Instruction ->
Skip the images and copy each record exactly as written.

Excerpted data ->

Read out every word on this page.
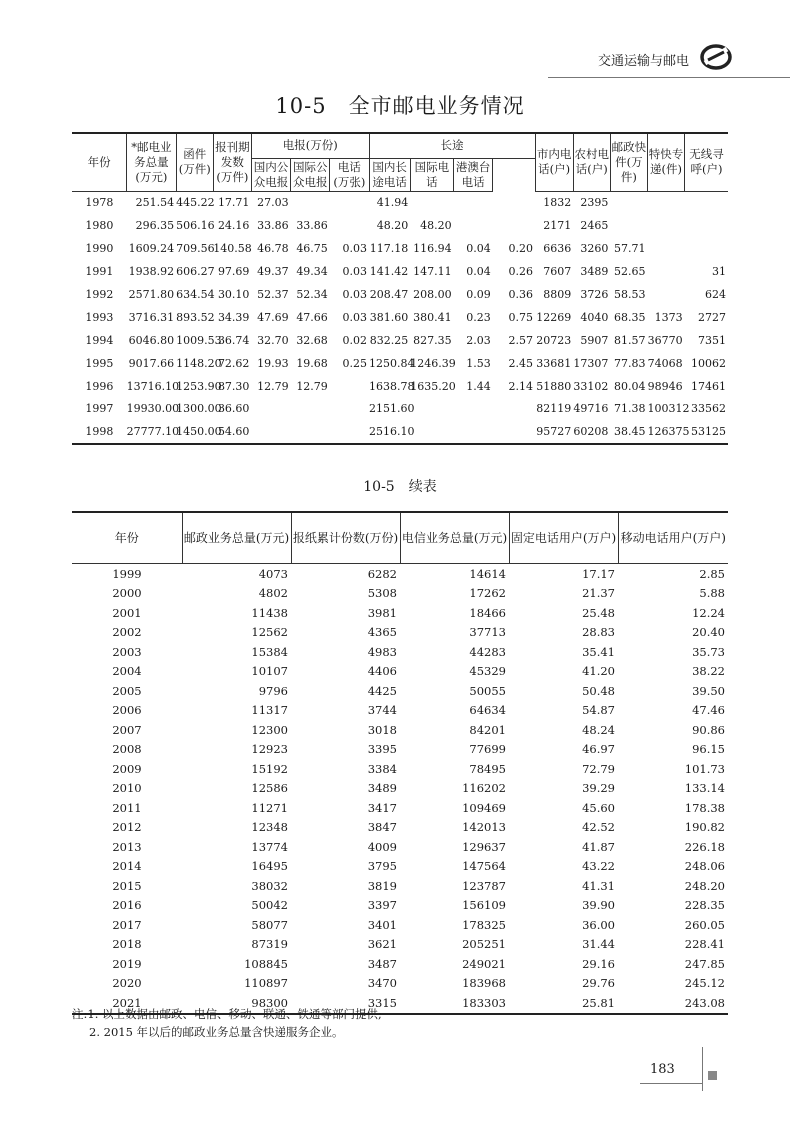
交通运输与邮电
10-5　全市邮电业务情况
年份	*邮电业务总量(万元)	函件(万件)	报刊期发数(万件)	电报(万份)			长途				市内电话(户)	农村电话(户)	邮政快件(万件)	特快专递(件)	无线寻呼(户)
				国内公众电报	国际公众电报	电话(万张)	国内长途电话	国际电话	港澳台电话						
1978	251.54	445.22	17.71	27.03			41.94				1832	2395			
1980	296.35	506.16	24.16	33.86	33.86		48.20	48.20			2171	2465			
1990	1609.24	709.56	140.58	46.78	46.75	0.03	117.18	116.94	0.04	0.20	6636	3260	57.71		
1991	1938.92	606.27	97.69	49.37	49.34	0.03	141.42	147.11	0.04	0.26	7607	3489	52.65		31
1992	2571.80	634.54	30.10	52.37	52.34	0.03	208.47	208.00	0.09	0.36	8809	3726	58.53		624
1993	3716.31	893.52	34.39	47.69	47.66	0.03	381.60	380.41	0.23	0.75	12269	4040	68.35	1373	2727
1994	6046.80	1009.53	36.74	32.70	32.68	0.02	832.25	827.35	2.03	2.57	20723	5907	81.57	36770	7351
1995	9017.66	1148.20	72.62	19.93	19.68	0.25	1250.84	1246.39	1.53	2.45	33681	17307	77.83	74068	10062
1996	13716.10	1253.90	87.30	12.79	12.79		1638.78	1635.20	1.44	2.14	51880	33102	80.04	98946	17461
1997	19930.00	1300.00	36.60				2151.60				82119	49716	71.38	100312	33562
1998	27777.10	1450.00	54.60				2516.10				95727	60208	38.45	126375	53125
10-5　续表
年份	邮政业务总量(万元)	报纸累计份数(万份)	电信业务总量(万元)	固定电话用户(万户)	移动电话用户(万户)
1999	4073	6282	14614	17.17	2.85
2000	4802	5308	17262	21.37	5.88
2001	11438	3981	18466	25.48	12.24
2002	12562	4365	37713	28.83	20.40
2003	15384	4983	44283	35.41	35.73
2004	10107	4406	45329	41.20	38.22
2005	9796	4425	50055	50.48	39.50
2006	11317	3744	64634	54.87	47.46
2007	12300	3018	84201	48.24	90.86
2008	12923	3395	77699	46.97	96.15
2009	15192	3384	78495	72.79	101.73
2010	12586	3489	116202	39.29	133.14
2011	11271	3417	109469	45.60	178.38
2012	12348	3847	142013	42.52	190.82
2013	13774	4009	129637	41.87	226.18
2014	16495	3795	147564	43.22	248.06
2015	38032	3819	123787	41.31	248.20
2016	50042	3397	156109	39.90	228.35
2017	58077	3401	178325	36.00	260.05
2018	87319	3621	205251	31.44	228.41
2019	108845	3487	249021	29.16	247.85
2020	110897	3470	183968	29.76	245.12
2021	98300	3315	183303	25.81	243.08
注:1. 以上数据由邮政、电信、移动、联通、铁通等部门提供;
2. 2015 年以后的邮政业务总量含快递服务企业。
183
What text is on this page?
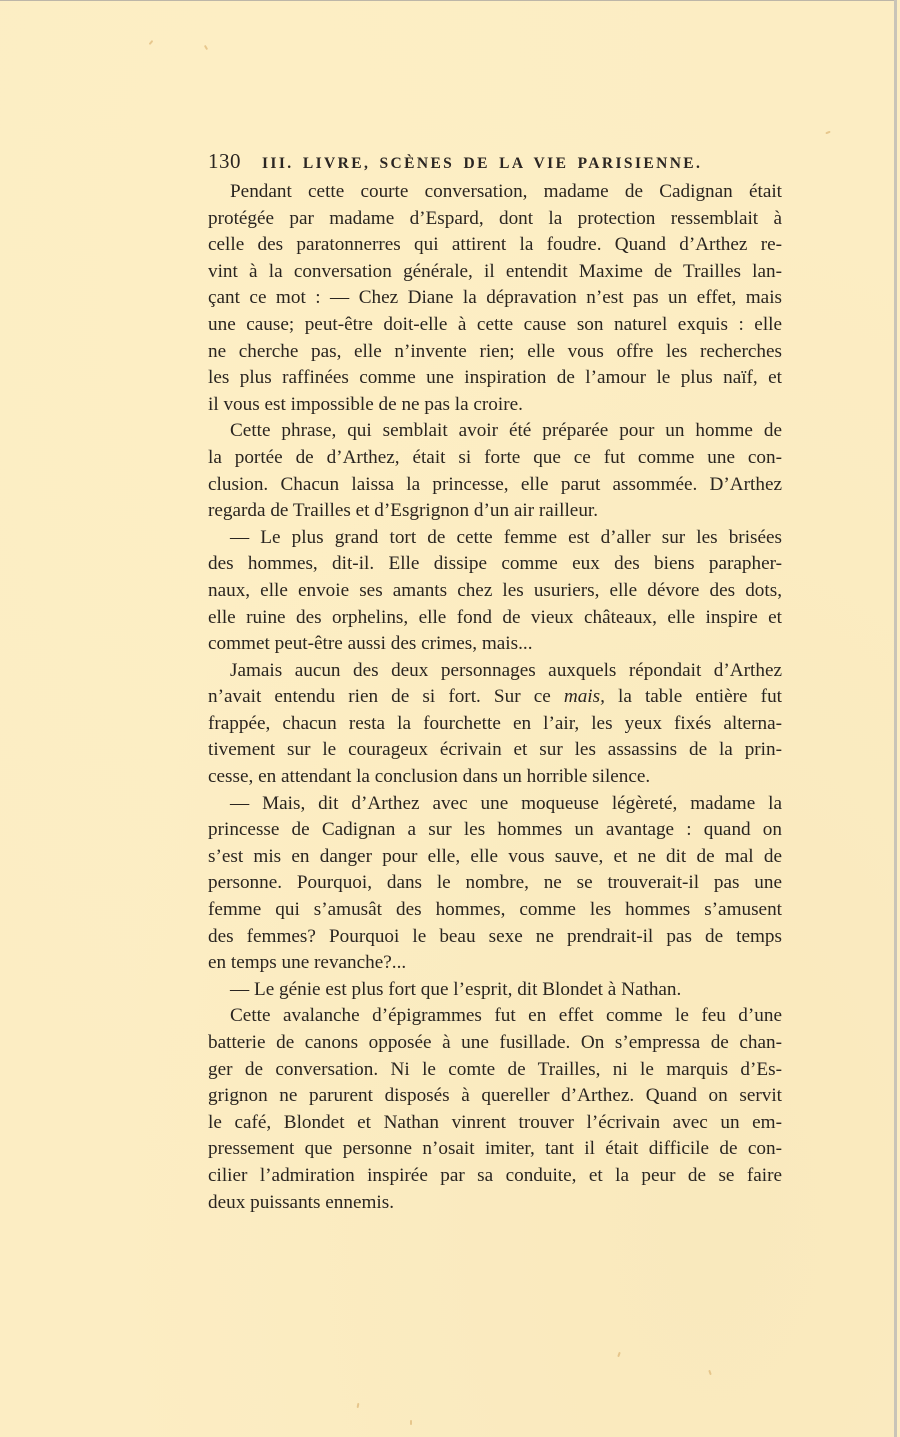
130	III. LIVRE, SCÈNES DE LA VIE PARISIENNE.
Pendant cette courte conversation, madame de Cadignan était
protégée par madame d’Espard, dont la protection ressemblait à
celle des paratonnerres qui attirent la foudre. Quand d’Arthez re-
vint à la conversation générale, il entendit Maxime de Trailles lan-
çant ce mot : — Chez Diane la dépravation n’est pas un effet, mais
une cause; peut-être doit-elle à cette cause son naturel exquis : elle
ne cherche pas, elle n’invente rien; elle vous offre les recherches
les plus raffinées comme une inspiration de l’amour le plus naïf, et
il vous est impossible de ne pas la croire.
Cette phrase, qui semblait avoir été préparée pour un homme de
la portée de d’Arthez, était si forte que ce fut comme une con-
clusion. Chacun laissa la princesse, elle parut assommée. D’Arthez
regarda de Trailles et d’Esgrignon d’un air railleur.
— Le plus grand tort de cette femme est d’aller sur les brisées
des hommes, dit-il. Elle dissipe comme eux des biens parapher-
naux, elle envoie ses amants chez les usuriers, elle dévore des dots,
elle ruine des orphelins, elle fond de vieux châteaux, elle inspire et
commet peut-être aussi des crimes, mais...
Jamais aucun des deux personnages auxquels répondait d’Arthez
n’avait entendu rien de si fort. Sur ce mais, la table entière fut
frappée, chacun resta la fourchette en l’air, les yeux fixés alterna-
tivement sur le courageux écrivain et sur les assassins de la prin-
cesse, en attendant la conclusion dans un horrible silence.
— Mais, dit d’Arthez avec une moqueuse légèreté, madame la
princesse de Cadignan a sur les hommes un avantage : quand on
s’est mis en danger pour elle, elle vous sauve, et ne dit de mal de
personne. Pourquoi, dans le nombre, ne se trouverait-il pas une
femme qui s’amusât des hommes, comme les hommes s’amusent
des femmes? Pourquoi le beau sexe ne prendrait-il pas de temps
en temps une revanche?...
— Le génie est plus fort que l’esprit, dit Blondet à Nathan.
Cette avalanche d’épigrammes fut en effet comme le feu d’une
batterie de canons opposée à une fusillade. On s’empressa de chan-
ger de conversation. Ni le comte de Trailles, ni le marquis d’Es-
grignon ne parurent disposés à quereller d’Arthez. Quand on servit
le café, Blondet et Nathan vinrent trouver l’écrivain avec un em-
pressement que personne n’osait imiter, tant il était difficile de con-
cilier l’admiration inspirée par sa conduite, et la peur de se faire
deux puissants ennemis.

Full response ->
Read out every word on this page.
交通运输与邮电
10-5　全市邮电业务情况
年份	*邮电业务总量(万元)	函件(万件)	报刊期发数(万件)	电报(万份)			长途				市内电话(户)	农村电话(户)	邮政快件(万件)	特快专递(件)	无线寻呼(户)
				国内公众电报	国际公众电报	电话(万张)	国内长途电话	国际电话	港澳台电话						
1978	251.54	445.22	17.71	27.03			41.94				1832	2395			
1980	296.35	506.16	24.16	33.86	33.86		48.20	48.20			2171	2465			
1990	1609.24	709.56	140.58	46.78	46.75	0.03	117.18	116.94	0.04	0.20	6636	3260	57.71		
1991	1938.92	606.27	97.69	49.37	49.34	0.03	141.42	147.11	0.04	0.26	7607	3489	52.65		31
1992	2571.80	634.54	30.10	52.37	52.34	0.03	208.47	208.00	0.09	0.36	8809	3726	58.53		624
1993	3716.31	893.52	34.39	47.69	47.66	0.03	381.60	380.41	0.23	0.75	12269	4040	68.35	1373	2727
1994	6046.80	1009.53	36.74	32.70	32.68	0.02	832.25	827.35	2.03	2.57	20723	5907	81.57	36770	7351
1995	9017.66	1148.20	72.62	19.93	19.68	0.25	1250.84	1246.39	1.53	2.45	33681	17307	77.83	74068	10062
1996	13716.10	1253.90	87.30	12.79	12.79		1638.78	1635.20	1.44	2.14	51880	33102	80.04	98946	17461
1997	19930.00	1300.00	36.60				2151.60				82119	49716	71.38	100312	33562
1998	27777.10	1450.00	54.60				2516.10				95727	60208	38.45	126375	53125
10-5　续表
年份	邮政业务总量(万元)	报纸累计份数(万份)	电信业务总量(万元)	固定电话用户(万户)	移动电话用户(万户)
1999	4073	6282	14614	17.17	2.85
2000	4802	5308	17262	21.37	5.88
2001	11438	3981	18466	25.48	12.24
2002	12562	4365	37713	28.83	20.40
2003	15384	4983	44283	35.41	35.73
2004	10107	4406	45329	41.20	38.22
2005	9796	4425	50055	50.48	39.50
2006	11317	3744	64634	54.87	47.46
2007	12300	3018	84201	48.24	90.86
2008	12923	3395	77699	46.97	96.15
2009	15192	3384	78495	72.79	101.73
2010	12586	3489	116202	39.29	133.14
2011	11271	3417	109469	45.60	178.38
2012	12348	3847	142013	42.52	190.82
2013	13774	4009	129637	41.87	226.18
2014	16495	3795	147564	43.22	248.06
2015	38032	3819	123787	41.31	248.20
2016	50042	3397	156109	39.90	228.35
2017	58077	3401	178325	36.00	260.05
2018	87319	3621	205251	31.44	228.41
2019	108845	3487	249021	29.16	247.85
2020	110897	3470	183968	29.76	245.12
2021	98300	3315	183303	25.81	243.08
注:1. 以上数据由邮政、电信、移动、联通、铁通等部门提供;
2. 2015 年以后的邮政业务总量含快递服务企业。
183
What text is on this page?
130	III. LIVRE, SCÈNES DE LA VIE PARISIENNE.
Pendant cette courte conversation, madame de Cadignan était
protégée par madame d’Espard, dont la protection ressemblait à
celle des paratonnerres qui attirent la foudre. Quand d’Arthez re-
vint à la conversation générale, il entendit Maxime de Trailles lan-
çant ce mot : — Chez Diane la dépravation n’est pas un effet, mais
une cause; peut-être doit-elle à cette cause son naturel exquis : elle
ne cherche pas, elle n’invente rien; elle vous offre les recherches
les plus raffinées comme une inspiration de l’amour le plus naïf, et
il vous est impossible de ne pas la croire.
Cette phrase, qui semblait avoir été préparée pour un homme de
la portée de d’Arthez, était si forte que ce fut comme une con-
clusion. Chacun laissa la princesse, elle parut assommée. D’Arthez
regarda de Trailles et d’Esgrignon d’un air railleur.
— Le plus grand tort de cette femme est d’aller sur les brisées
des hommes, dit-il. Elle dissipe comme eux des biens parapher-
naux, elle envoie ses amants chez les usuriers, elle dévore des dots,
elle ruine des orphelins, elle fond de vieux châteaux, elle inspire et
commet peut-être aussi des crimes, mais...
Jamais aucun des deux personnages auxquels répondait d’Arthez
n’avait entendu rien de si fort. Sur ce mais, la table entière fut
frappée, chacun resta la fourchette en l’air, les yeux fixés alterna-
tivement sur le courageux écrivain et sur les assassins de la prin-
cesse, en attendant la conclusion dans un horrible silence.
— Mais, dit d’Arthez avec une moqueuse légèreté, madame la
princesse de Cadignan a sur les hommes un avantage : quand on
s’est mis en danger pour elle, elle vous sauve, et ne dit de mal de
personne. Pourquoi, dans le nombre, ne se trouverait-il pas une
femme qui s’amusât des hommes, comme les hommes s’amusent
des femmes? Pourquoi le beau sexe ne prendrait-il pas de temps
en temps une revanche?...
— Le génie est plus fort que l’esprit, dit Blondet à Nathan.
Cette avalanche d’épigrammes fut en effet comme le feu d’une
batterie de canons opposée à une fusillade. On s’empressa de chan-
ger de conversation. Ni le comte de Trailles, ni le marquis d’Es-
grignon ne parurent disposés à quereller d’Arthez. Quand on servit
le café, Blondet et Nathan vinrent trouver l’écrivain avec un em-
pressement que personne n’osait imiter, tant il était difficile de con-
cilier l’admiration inspirée par sa conduite, et la peur de se faire
deux puissants ennemis.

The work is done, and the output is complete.